[Dataset rows]
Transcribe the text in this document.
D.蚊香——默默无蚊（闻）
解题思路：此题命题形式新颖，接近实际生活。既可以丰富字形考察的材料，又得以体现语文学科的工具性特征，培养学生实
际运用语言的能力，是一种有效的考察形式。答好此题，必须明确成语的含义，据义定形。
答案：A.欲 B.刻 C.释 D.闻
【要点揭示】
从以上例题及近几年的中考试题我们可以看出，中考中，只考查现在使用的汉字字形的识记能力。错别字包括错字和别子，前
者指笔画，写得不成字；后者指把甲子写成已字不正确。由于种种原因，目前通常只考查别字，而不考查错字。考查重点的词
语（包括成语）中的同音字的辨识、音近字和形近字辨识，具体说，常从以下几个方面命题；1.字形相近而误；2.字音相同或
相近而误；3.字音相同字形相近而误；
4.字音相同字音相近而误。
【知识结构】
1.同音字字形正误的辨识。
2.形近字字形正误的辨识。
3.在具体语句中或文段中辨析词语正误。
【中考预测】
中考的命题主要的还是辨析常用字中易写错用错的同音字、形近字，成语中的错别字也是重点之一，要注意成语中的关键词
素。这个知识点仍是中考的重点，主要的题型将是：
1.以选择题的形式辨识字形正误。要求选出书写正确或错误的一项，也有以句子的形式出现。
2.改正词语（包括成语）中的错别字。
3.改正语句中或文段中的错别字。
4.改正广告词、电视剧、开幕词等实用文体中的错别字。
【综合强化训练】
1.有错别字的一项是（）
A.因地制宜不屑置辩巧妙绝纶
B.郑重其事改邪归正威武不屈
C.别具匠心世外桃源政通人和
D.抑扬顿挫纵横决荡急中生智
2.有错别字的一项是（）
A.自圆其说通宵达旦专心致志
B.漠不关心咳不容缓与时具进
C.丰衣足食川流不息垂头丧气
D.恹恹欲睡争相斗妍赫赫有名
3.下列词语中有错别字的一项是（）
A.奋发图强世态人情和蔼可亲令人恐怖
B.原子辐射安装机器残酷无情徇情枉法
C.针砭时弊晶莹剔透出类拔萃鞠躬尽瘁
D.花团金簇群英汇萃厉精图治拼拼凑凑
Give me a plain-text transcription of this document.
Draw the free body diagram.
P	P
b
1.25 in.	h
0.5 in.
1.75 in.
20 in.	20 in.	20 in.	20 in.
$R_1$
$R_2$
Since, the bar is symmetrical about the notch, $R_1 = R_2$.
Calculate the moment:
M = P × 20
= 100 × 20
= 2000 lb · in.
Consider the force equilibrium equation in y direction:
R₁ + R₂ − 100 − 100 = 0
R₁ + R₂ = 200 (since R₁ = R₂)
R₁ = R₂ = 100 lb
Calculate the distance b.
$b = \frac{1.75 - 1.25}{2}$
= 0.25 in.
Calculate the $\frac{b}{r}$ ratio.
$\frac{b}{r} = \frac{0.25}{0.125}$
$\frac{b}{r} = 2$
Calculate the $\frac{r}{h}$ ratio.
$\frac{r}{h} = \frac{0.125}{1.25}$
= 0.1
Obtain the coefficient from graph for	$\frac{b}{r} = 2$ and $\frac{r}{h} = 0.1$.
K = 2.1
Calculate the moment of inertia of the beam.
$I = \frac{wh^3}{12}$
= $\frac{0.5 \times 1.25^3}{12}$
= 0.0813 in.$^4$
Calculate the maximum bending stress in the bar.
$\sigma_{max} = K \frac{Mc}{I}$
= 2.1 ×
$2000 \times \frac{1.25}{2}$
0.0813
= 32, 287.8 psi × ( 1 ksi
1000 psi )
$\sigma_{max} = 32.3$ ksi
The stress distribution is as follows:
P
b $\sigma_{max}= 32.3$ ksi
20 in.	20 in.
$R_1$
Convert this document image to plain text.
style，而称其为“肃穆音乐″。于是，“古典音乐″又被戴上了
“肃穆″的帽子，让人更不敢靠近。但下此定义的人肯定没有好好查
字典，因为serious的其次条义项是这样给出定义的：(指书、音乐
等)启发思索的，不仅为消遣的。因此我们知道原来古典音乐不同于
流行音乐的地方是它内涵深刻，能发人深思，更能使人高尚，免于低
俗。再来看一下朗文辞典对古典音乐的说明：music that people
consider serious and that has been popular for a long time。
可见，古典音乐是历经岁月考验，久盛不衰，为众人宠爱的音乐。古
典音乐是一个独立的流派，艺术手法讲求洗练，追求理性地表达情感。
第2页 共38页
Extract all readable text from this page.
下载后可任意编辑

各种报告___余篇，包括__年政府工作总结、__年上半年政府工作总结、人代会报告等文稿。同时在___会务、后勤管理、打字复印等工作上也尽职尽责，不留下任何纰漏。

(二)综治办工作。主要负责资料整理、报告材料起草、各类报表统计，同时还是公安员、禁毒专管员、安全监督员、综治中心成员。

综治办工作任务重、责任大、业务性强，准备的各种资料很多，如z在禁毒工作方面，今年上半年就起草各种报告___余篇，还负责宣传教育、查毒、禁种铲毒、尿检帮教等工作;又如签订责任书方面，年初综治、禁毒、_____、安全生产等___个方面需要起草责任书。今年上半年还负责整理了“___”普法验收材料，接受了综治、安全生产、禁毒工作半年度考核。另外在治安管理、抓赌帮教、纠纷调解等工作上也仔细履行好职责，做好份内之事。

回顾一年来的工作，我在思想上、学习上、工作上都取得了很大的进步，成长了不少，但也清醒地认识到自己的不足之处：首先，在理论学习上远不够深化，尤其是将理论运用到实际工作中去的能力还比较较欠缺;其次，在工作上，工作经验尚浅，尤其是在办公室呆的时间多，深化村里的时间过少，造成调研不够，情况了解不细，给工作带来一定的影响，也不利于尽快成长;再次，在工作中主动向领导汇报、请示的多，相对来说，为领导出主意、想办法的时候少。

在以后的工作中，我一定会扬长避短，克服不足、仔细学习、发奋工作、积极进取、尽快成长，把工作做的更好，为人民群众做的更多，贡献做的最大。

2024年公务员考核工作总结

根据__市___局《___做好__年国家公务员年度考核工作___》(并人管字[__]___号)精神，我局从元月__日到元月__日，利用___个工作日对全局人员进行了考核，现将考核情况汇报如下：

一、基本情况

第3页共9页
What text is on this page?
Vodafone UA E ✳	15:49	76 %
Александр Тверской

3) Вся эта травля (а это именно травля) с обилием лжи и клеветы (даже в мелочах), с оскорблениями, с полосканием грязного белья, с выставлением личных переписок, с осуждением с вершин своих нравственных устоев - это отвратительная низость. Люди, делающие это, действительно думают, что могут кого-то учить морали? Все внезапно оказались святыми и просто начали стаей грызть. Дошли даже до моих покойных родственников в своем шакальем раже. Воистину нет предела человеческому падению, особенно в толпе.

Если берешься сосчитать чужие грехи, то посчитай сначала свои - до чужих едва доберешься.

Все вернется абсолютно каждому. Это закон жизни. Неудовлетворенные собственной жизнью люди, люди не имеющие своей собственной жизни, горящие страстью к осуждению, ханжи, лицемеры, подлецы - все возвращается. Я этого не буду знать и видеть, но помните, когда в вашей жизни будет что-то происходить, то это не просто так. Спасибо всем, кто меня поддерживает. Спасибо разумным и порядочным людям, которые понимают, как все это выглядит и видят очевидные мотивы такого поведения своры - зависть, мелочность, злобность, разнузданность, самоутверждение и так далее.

# What is asked
Output the records above in their entirety, exactly.

# Solution to this task
Transcribe the text in this document.
D.蚊香——默默无蚊（闻）
解题思路：此题命题形式新颖，接近实际生活。既可以丰富字形考察的材料，又得以体现语文学科的工具性特征，培养学生实
际运用语言的能力，是一种有效的考察形式。答好此题，必须明确成语的含义，据义定形。
答案：A.欲 B.刻 C.释 D.闻
【要点揭示】
从以上例题及近几年的中考试题我们可以看出，中考中，只考查现在使用的汉字字形的识记能力。错别字包括错字和别子，前
者指笔画，写得不成字；后者指把甲子写成已字不正确。由于种种原因，目前通常只考查别字，而不考查错字。考查重点的词
语（包括成语）中的同音字的辨识、音近字和形近字辨识，具体说，常从以下几个方面命题；1.字形相近而误；2.字音相同或
相近而误；3.字音相同字形相近而误；
4.字音相同字音相近而误。
【知识结构】
1.同音字字形正误的辨识。
2.形近字字形正误的辨识。
3.在具体语句中或文段中辨析词语正误。
【中考预测】
中考的命题主要的还是辨析常用字中易写错用错的同音字、形近字，成语中的错别字也是重点之一，要注意成语中的关键词
素。这个知识点仍是中考的重点，主要的题型将是：
1.以选择题的形式辨识字形正误。要求选出书写正确或错误的一项，也有以句子的形式出现。
2.改正词语（包括成语）中的错别字。
3.改正语句中或文段中的错别字。
4.改正广告词、电视剧、开幕词等实用文体中的错别字。
【综合强化训练】
1.有错别字的一项是（）
A.因地制宜不屑置辩巧妙绝纶
B.郑重其事改邪归正威武不屈
C.别具匠心世外桃源政通人和
D.抑扬顿挫纵横决荡急中生智
2.有错别字的一项是（）
A.自圆其说通宵达旦专心致志
B.漠不关心咳不容缓与时具进
C.丰衣足食川流不息垂头丧气
D.恹恹欲睡争相斗妍赫赫有名
3.下列词语中有错别字的一项是（）
A.奋发图强世态人情和蔼可亲令人恐怖
B.原子辐射安装机器残酷无情徇情枉法
C.针砭时弊晶莹剔透出类拔萃鞠躬尽瘁
D.花团金簇群英汇萃厉精图治拼拼凑凑
Give me a plain-text transcription of this document.
Draw the free body diagram.
P	P
b
1.25 in.	h
0.5 in.
1.75 in.
20 in.	20 in.	20 in.	20 in.
$R_1$
$R_2$
Since, the bar is symmetrical about the notch, $R_1 = R_2$.
Calculate the moment:
M = P × 20
= 100 × 20
= 2000 lb · in.
Consider the force equilibrium equation in y direction:
R₁ + R₂ − 100 − 100 = 0
R₁ + R₂ = 200 (since R₁ = R₂)
R₁ = R₂ = 100 lb
Calculate the distance b.
$b = \frac{1.75 - 1.25}{2}$
= 0.25 in.
Calculate the $\frac{b}{r}$ ratio.
$\frac{b}{r} = \frac{0.25}{0.125}$
$\frac{b}{r} = 2$
Calculate the $\frac{r}{h}$ ratio.
$\frac{r}{h} = \frac{0.125}{1.25}$
= 0.1
Obtain the coefficient from graph for	$\frac{b}{r} = 2$ and $\frac{r}{h} = 0.1$.
K = 2.1
Calculate the moment of inertia of the beam.
$I = \frac{wh^3}{12}$
= $\frac{0.5 \times 1.25^3}{12}$
= 0.0813 in.$^4$
Calculate the maximum bending stress in the bar.
$\sigma_{max} = K \frac{Mc}{I}$
= 2.1 ×
$2000 \times \frac{1.25}{2}$
0.0813
= 32, 287.8 psi × ( 1 ksi
1000 psi )
$\sigma_{max} = 32.3$ ksi
The stress distribution is as follows:
P
b $\sigma_{max}= 32.3$ ksi
20 in.	20 in.
$R_1$
Convert this document image to plain text.
style，而称其为“肃穆音乐″。于是，“古典音乐″又被戴上了
“肃穆″的帽子，让人更不敢靠近。但下此定义的人肯定没有好好查
字典，因为serious的其次条义项是这样给出定义的：(指书、音乐
等)启发思索的，不仅为消遣的。因此我们知道原来古典音乐不同于
流行音乐的地方是它内涵深刻，能发人深思，更能使人高尚，免于低
俗。再来看一下朗文辞典对古典音乐的说明：music that people
consider serious and that has been popular for a long time。
可见，古典音乐是历经岁月考验，久盛不衰，为众人宠爱的音乐。古
典音乐是一个独立的流派，艺术手法讲求洗练，追求理性地表达情感。
第2页 共38页
Extract all readable text from this page.
下载后可任意编辑

各种报告___余篇，包括__年政府工作总结、__年上半年政府工作总结、人代会报告等文稿。同时在___会务、后勤管理、打字复印等工作上也尽职尽责，不留下任何纰漏。

(二)综治办工作。主要负责资料整理、报告材料起草、各类报表统计，同时还是公安员、禁毒专管员、安全监督员、综治中心成员。

综治办工作任务重、责任大、业务性强，准备的各种资料很多，如z在禁毒工作方面，今年上半年就起草各种报告___余篇，还负责宣传教育、查毒、禁种铲毒、尿检帮教等工作;又如签订责任书方面，年初综治、禁毒、_____、安全生产等___个方面需要起草责任书。今年上半年还负责整理了“___”普法验收材料，接受了综治、安全生产、禁毒工作半年度考核。另外在治安管理、抓赌帮教、纠纷调解等工作上也仔细履行好职责，做好份内之事。

回顾一年来的工作，我在思想上、学习上、工作上都取得了很大的进步，成长了不少，但也清醒地认识到自己的不足之处：首先，在理论学习上远不够深化，尤其是将理论运用到实际工作中去的能力还比较较欠缺;其次，在工作上，工作经验尚浅，尤其是在办公室呆的时间多，深化村里的时间过少，造成调研不够，情况了解不细，给工作带来一定的影响，也不利于尽快成长;再次，在工作中主动向领导汇报、请示的多，相对来说，为领导出主意、想办法的时候少。

在以后的工作中，我一定会扬长避短，克服不足、仔细学习、发奋工作、积极进取、尽快成长，把工作做的更好，为人民群众做的更多，贡献做的最大。

2024年公务员考核工作总结

根据__市___局《___做好__年国家公务员年度考核工作___》(并人管字[__]___号)精神，我局从元月__日到元月__日，利用___个工作日对全局人员进行了考核，现将考核情况汇报如下：

一、基本情况

第3页共9页
What text is on this page?
Vodafone UA E ✳	15:49	76 %
Александр Тверской

3) Вся эта травля (а это именно травля) с обилием лжи и клеветы (даже в мелочах), с оскорблениями, с полосканием грязного белья, с выставлением личных переписок, с осуждением с вершин своих нравственных устоев - это отвратительная низость. Люди, делающие это, действительно думают, что могут кого-то учить морали? Все внезапно оказались святыми и просто начали стаей грызть. Дошли даже до моих покойных родственников в своем шакальем раже. Воистину нет предела человеческому падению, особенно в толпе.

Если берешься сосчитать чужие грехи, то посчитай сначала свои - до чужих едва доберешься.

Все вернется абсолютно каждому. Это закон жизни. Неудовлетворенные собственной жизнью люди, люди не имеющие своей собственной жизни, горящие страстью к осуждению, ханжи, лицемеры, подлецы - все возвращается. Я этого не буду знать и видеть, но помните, когда в вашей жизни будет что-то происходить, то это не просто так. Спасибо всем, кто меня поддерживает. Спасибо разумным и порядочным людям, которые понимают, как все это выглядит и видят очевидные мотивы такого поведения своры - зависть, мелочность, злобность, разнузданность, самоутверждение и так далее.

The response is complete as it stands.